** Entries provided **
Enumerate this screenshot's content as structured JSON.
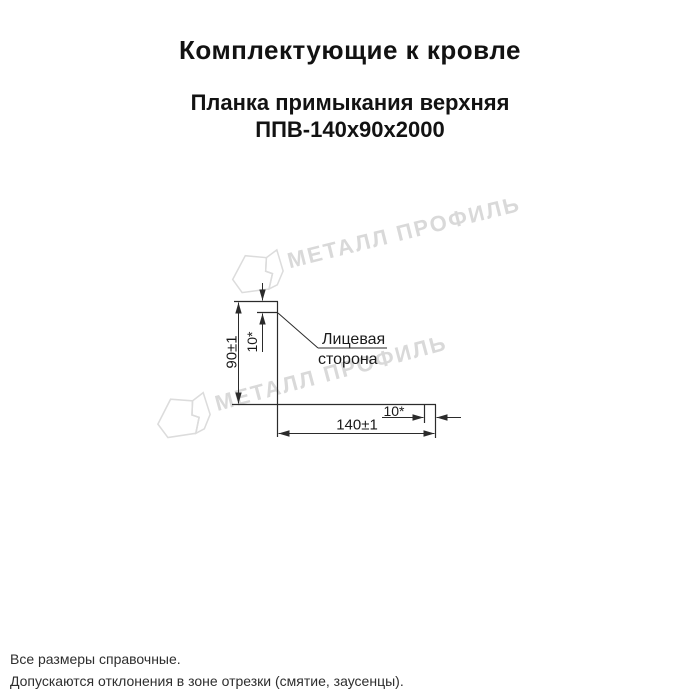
{
  "header": {
    "title": "Комплектующие к кровле",
    "product_line1": "Планка примыкания верхняя",
    "product_line2": "ППВ-140х90х2000"
  },
  "drawing": {
    "dim_height": "90±1",
    "dim_top_hem": "10*",
    "dim_bottom_width": "140±1",
    "dim_end_hem": "10*",
    "face_line1": "Лицевая",
    "face_line2": "сторона"
  },
  "watermark": {
    "text": "МЕТАЛЛ ПРОФИЛЬ",
    "color": "#d9d9d9"
  },
  "footer": {
    "note1": "Все размеры справочные.",
    "note2": "Допускаются отклонения в зоне отрезки (смятие, заусенцы)."
  },
  "colors": {
    "line": "#2b2b2b",
    "text": "#111111",
    "watermark": "#d9d9d9",
    "background": "#ffffff"
  }
}
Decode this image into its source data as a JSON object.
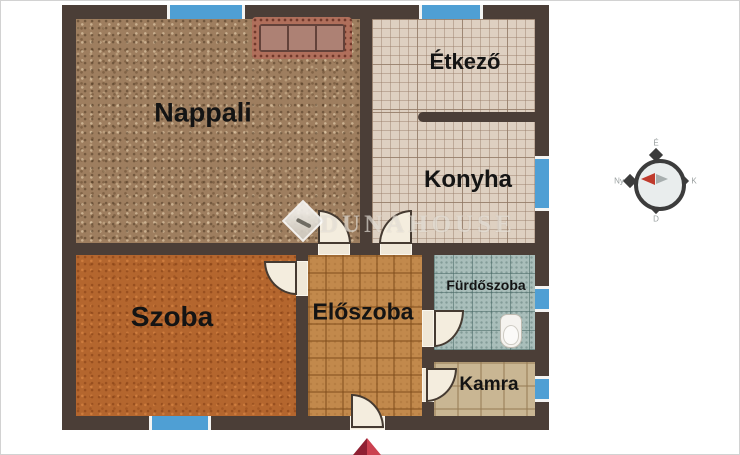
{
  "watermark": {
    "text": "DUNAHOUSE"
  },
  "rooms": [
    {
      "id": "nappali",
      "label": "Nappali"
    },
    {
      "id": "etkezo",
      "label": "Étkező"
    },
    {
      "id": "konyha",
      "label": "Konyha"
    },
    {
      "id": "szoba",
      "label": "Szoba"
    },
    {
      "id": "eloszoba",
      "label": "Előszoba"
    },
    {
      "id": "furdoszoba",
      "label": "Fürdőszoba"
    },
    {
      "id": "kamra",
      "label": "Kamra"
    }
  ],
  "compass": {
    "north": "É",
    "east": "K",
    "south": "D",
    "west": "Ny"
  },
  "colors": {
    "wall": "#4b3e37",
    "window": "#4f9fd4",
    "nappali_floor": "#9e7e5f",
    "szoba_floor": "#b4662e",
    "tile_floor": "#ded0c1",
    "eloszoba_floor": "#c2894c",
    "furdoszoba_floor": "#a9beba",
    "kamra_floor": "#c9b693",
    "entrance_marker": "#b22a3d"
  }
}
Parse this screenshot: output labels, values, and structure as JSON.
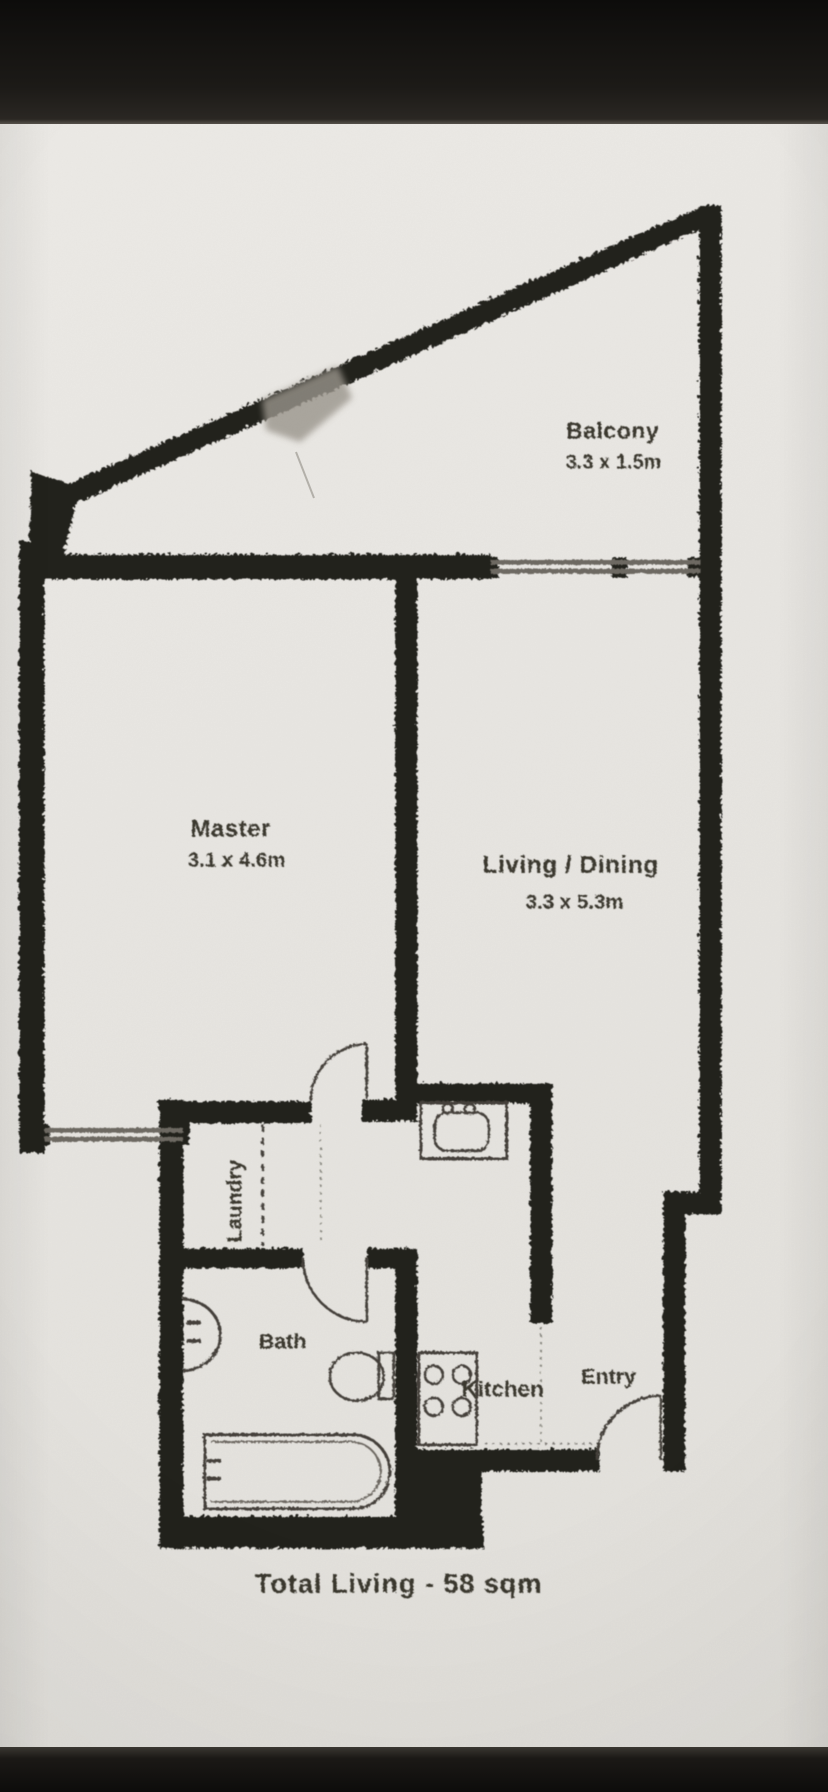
{
  "plan": {
    "rooms": {
      "balcony": {
        "label": "Balcony",
        "dims": "3.3 x 1.5m"
      },
      "master": {
        "label": "Master",
        "dims": "3.1 x 4.6m"
      },
      "living": {
        "label": "Living / Dining",
        "dims": "3.3 x 5.3m"
      },
      "laundry": {
        "label": "Laundry"
      },
      "bath": {
        "label": "Bath"
      },
      "kitchen": {
        "label": "Kitchen"
      },
      "entry": {
        "label": "Entry"
      }
    },
    "total_label": "Total Living - 58 sqm"
  },
  "colors": {
    "wall": "#23201b",
    "paper": "#e9e7e3",
    "photo_bar": "#151311",
    "ink_line": "#45413a",
    "ink_text": "#3a372f"
  }
}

** Work to be completed **
Determine how many lines include the word "dims" and report that number by itself.

** Exercise answer **
3